─── Extracted information
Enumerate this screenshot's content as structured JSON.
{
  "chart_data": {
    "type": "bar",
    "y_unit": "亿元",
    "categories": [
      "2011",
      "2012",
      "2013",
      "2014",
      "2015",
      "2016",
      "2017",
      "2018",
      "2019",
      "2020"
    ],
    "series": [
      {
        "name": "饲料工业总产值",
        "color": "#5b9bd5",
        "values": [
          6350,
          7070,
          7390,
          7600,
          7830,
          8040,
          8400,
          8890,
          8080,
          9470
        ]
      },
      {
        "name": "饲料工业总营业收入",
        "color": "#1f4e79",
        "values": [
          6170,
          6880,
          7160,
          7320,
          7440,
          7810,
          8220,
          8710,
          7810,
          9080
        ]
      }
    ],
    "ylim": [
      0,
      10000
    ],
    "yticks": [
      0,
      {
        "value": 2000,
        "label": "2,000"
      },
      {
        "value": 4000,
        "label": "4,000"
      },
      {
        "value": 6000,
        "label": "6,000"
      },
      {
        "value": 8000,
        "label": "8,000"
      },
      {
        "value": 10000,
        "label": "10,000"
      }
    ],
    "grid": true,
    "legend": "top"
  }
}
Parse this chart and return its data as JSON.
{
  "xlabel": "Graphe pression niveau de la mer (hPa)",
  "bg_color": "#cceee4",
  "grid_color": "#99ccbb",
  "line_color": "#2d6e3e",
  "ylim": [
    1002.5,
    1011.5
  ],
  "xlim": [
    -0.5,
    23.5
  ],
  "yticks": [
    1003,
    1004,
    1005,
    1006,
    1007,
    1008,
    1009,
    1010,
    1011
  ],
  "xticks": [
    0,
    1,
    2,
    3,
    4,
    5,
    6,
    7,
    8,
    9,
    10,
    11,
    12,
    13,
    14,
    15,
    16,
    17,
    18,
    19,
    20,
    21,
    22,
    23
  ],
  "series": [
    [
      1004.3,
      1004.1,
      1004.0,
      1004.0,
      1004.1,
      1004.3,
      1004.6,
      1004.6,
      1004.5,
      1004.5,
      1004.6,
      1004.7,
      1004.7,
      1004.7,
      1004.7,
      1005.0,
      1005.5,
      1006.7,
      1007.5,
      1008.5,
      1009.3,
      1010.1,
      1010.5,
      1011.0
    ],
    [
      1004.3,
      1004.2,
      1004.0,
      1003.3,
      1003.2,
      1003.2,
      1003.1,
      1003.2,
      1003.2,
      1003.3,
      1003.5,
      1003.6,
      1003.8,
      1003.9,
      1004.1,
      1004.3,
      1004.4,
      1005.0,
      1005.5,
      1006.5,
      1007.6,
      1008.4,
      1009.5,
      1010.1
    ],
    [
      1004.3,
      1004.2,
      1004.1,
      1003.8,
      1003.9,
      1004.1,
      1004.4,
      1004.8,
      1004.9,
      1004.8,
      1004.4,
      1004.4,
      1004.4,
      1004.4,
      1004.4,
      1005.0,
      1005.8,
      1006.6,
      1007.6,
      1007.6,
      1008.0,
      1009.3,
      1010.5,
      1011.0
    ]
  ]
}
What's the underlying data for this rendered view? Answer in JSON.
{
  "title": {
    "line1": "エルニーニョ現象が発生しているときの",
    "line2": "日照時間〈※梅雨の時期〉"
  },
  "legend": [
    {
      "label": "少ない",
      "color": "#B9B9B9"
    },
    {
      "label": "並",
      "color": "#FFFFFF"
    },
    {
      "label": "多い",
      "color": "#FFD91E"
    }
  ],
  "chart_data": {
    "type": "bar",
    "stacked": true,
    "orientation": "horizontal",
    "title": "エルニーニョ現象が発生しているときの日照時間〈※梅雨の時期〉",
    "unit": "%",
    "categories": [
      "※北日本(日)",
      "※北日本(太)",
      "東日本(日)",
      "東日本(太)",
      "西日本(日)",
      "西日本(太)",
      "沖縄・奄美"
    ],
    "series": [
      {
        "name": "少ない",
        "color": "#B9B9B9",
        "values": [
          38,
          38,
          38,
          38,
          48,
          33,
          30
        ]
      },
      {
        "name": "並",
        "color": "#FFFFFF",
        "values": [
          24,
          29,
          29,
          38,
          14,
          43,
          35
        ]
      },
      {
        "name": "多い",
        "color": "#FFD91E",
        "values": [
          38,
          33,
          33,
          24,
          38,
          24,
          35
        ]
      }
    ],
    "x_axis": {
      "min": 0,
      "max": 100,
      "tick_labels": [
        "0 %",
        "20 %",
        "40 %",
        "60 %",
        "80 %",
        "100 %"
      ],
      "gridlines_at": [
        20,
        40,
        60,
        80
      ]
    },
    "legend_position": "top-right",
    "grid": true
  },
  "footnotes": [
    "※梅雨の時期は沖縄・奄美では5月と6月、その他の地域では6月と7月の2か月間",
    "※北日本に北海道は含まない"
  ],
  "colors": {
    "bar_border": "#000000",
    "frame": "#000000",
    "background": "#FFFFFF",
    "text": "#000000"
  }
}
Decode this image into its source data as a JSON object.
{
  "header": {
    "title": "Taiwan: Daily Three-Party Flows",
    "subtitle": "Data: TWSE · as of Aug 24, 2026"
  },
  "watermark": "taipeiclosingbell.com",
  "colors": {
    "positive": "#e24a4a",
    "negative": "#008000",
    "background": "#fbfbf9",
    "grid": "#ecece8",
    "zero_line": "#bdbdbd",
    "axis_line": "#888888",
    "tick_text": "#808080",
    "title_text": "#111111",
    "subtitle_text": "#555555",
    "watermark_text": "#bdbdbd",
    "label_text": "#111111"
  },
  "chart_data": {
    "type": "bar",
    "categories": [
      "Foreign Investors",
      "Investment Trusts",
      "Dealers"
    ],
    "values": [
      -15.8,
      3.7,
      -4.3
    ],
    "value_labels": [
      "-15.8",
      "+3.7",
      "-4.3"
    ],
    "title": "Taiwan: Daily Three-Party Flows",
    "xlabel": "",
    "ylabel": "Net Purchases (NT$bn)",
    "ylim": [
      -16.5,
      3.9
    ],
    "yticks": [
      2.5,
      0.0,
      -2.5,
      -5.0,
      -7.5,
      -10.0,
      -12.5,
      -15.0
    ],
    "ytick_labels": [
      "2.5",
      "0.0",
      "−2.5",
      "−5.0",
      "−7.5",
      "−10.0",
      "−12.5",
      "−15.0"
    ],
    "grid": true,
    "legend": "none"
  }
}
──────
**Job:**
Copy out each record exactly as given, omitting none.

**Task solution:**
Enumerate this screenshot's content as structured JSON.
{
  "chart_data": {
    "type": "bar",
    "y_unit": "亿元",
    "categories": [
      "2011",
      "2012",
      "2013",
      "2014",
      "2015",
      "2016",
      "2017",
      "2018",
      "2019",
      "2020"
    ],
    "series": [
      {
        "name": "饲料工业总产值",
        "color": "#5b9bd5",
        "values": [
          6350,
          7070,
          7390,
          7600,
          7830,
          8040,
          8400,
          8890,
          8080,
          9470
        ]
      },
      {
        "name": "饲料工业总营业收入",
        "color": "#1f4e79",
        "values": [
          6170,
          6880,
          7160,
          7320,
          7440,
          7810,
          8220,
          8710,
          7810,
          9080
        ]
      }
    ],
    "ylim": [
      0,
      10000
    ],
    "yticks": [
      0,
      {
        "value": 2000,
        "label": "2,000"
      },
      {
        "value": 4000,
        "label": "4,000"
      },
      {
        "value": 6000,
        "label": "6,000"
      },
      {
        "value": 8000,
        "label": "8,000"
      },
      {
        "value": 10000,
        "label": "10,000"
      }
    ],
    "grid": true,
    "legend": "top"
  }
}
Parse this chart and return its data as JSON.
{
  "xlabel": "Graphe pression niveau de la mer (hPa)",
  "bg_color": "#cceee4",
  "grid_color": "#99ccbb",
  "line_color": "#2d6e3e",
  "ylim": [
    1002.5,
    1011.5
  ],
  "xlim": [
    -0.5,
    23.5
  ],
  "yticks": [
    1003,
    1004,
    1005,
    1006,
    1007,
    1008,
    1009,
    1010,
    1011
  ],
  "xticks": [
    0,
    1,
    2,
    3,
    4,
    5,
    6,
    7,
    8,
    9,
    10,
    11,
    12,
    13,
    14,
    15,
    16,
    17,
    18,
    19,
    20,
    21,
    22,
    23
  ],
  "series": [
    [
      1004.3,
      1004.1,
      1004.0,
      1004.0,
      1004.1,
      1004.3,
      1004.6,
      1004.6,
      1004.5,
      1004.5,
      1004.6,
      1004.7,
      1004.7,
      1004.7,
      1004.7,
      1005.0,
      1005.5,
      1006.7,
      1007.5,
      1008.5,
      1009.3,
      1010.1,
      1010.5,
      1011.0
    ],
    [
      1004.3,
      1004.2,
      1004.0,
      1003.3,
      1003.2,
      1003.2,
      1003.1,
      1003.2,
      1003.2,
      1003.3,
      1003.5,
      1003.6,
      1003.8,
      1003.9,
      1004.1,
      1004.3,
      1004.4,
      1005.0,
      1005.5,
      1006.5,
      1007.6,
      1008.4,
      1009.5,
      1010.1
    ],
    [
      1004.3,
      1004.2,
      1004.1,
      1003.8,
      1003.9,
      1004.1,
      1004.4,
      1004.8,
      1004.9,
      1004.8,
      1004.4,
      1004.4,
      1004.4,
      1004.4,
      1004.4,
      1005.0,
      1005.8,
      1006.6,
      1007.6,
      1007.6,
      1008.0,
      1009.3,
      1010.5,
      1011.0
    ]
  ]
}
What's the underlying data for this rendered view? Answer in JSON.
{
  "title": {
    "line1": "エルニーニョ現象が発生しているときの",
    "line2": "日照時間〈※梅雨の時期〉"
  },
  "legend": [
    {
      "label": "少ない",
      "color": "#B9B9B9"
    },
    {
      "label": "並",
      "color": "#FFFFFF"
    },
    {
      "label": "多い",
      "color": "#FFD91E"
    }
  ],
  "chart_data": {
    "type": "bar",
    "stacked": true,
    "orientation": "horizontal",
    "title": "エルニーニョ現象が発生しているときの日照時間〈※梅雨の時期〉",
    "unit": "%",
    "categories": [
      "※北日本(日)",
      "※北日本(太)",
      "東日本(日)",
      "東日本(太)",
      "西日本(日)",
      "西日本(太)",
      "沖縄・奄美"
    ],
    "series": [
      {
        "name": "少ない",
        "color": "#B9B9B9",
        "values": [
          38,
          38,
          38,
          38,
          48,
          33,
          30
        ]
      },
      {
        "name": "並",
        "color": "#FFFFFF",
        "values": [
          24,
          29,
          29,
          38,
          14,
          43,
          35
        ]
      },
      {
        "name": "多い",
        "color": "#FFD91E",
        "values": [
          38,
          33,
          33,
          24,
          38,
          24,
          35
        ]
      }
    ],
    "x_axis": {
      "min": 0,
      "max": 100,
      "tick_labels": [
        "0 %",
        "20 %",
        "40 %",
        "60 %",
        "80 %",
        "100 %"
      ],
      "gridlines_at": [
        20,
        40,
        60,
        80
      ]
    },
    "legend_position": "top-right",
    "grid": true
  },
  "footnotes": [
    "※梅雨の時期は沖縄・奄美では5月と6月、その他の地域では6月と7月の2か月間",
    "※北日本に北海道は含まない"
  ],
  "colors": {
    "bar_border": "#000000",
    "frame": "#000000",
    "background": "#FFFFFF",
    "text": "#000000"
  }
}
Decode this image into its source data as a JSON object.
{
  "header": {
    "title": "Taiwan: Daily Three-Party Flows",
    "subtitle": "Data: TWSE · as of Aug 24, 2026"
  },
  "watermark": "taipeiclosingbell.com",
  "colors": {
    "positive": "#e24a4a",
    "negative": "#008000",
    "background": "#fbfbf9",
    "grid": "#ecece8",
    "zero_line": "#bdbdbd",
    "axis_line": "#888888",
    "tick_text": "#808080",
    "title_text": "#111111",
    "subtitle_text": "#555555",
    "watermark_text": "#bdbdbd",
    "label_text": "#111111"
  },
  "chart_data": {
    "type": "bar",
    "categories": [
      "Foreign Investors",
      "Investment Trusts",
      "Dealers"
    ],
    "values": [
      -15.8,
      3.7,
      -4.3
    ],
    "value_labels": [
      "-15.8",
      "+3.7",
      "-4.3"
    ],
    "title": "Taiwan: Daily Three-Party Flows",
    "xlabel": "",
    "ylabel": "Net Purchases (NT$bn)",
    "ylim": [
      -16.5,
      3.9
    ],
    "yticks": [
      2.5,
      0.0,
      -2.5,
      -5.0,
      -7.5,
      -10.0,
      -12.5,
      -15.0
    ],
    "ytick_labels": [
      "2.5",
      "0.0",
      "−2.5",
      "−5.0",
      "−7.5",
      "−10.0",
      "−12.5",
      "−15.0"
    ],
    "grid": true,
    "legend": "none"
  }
}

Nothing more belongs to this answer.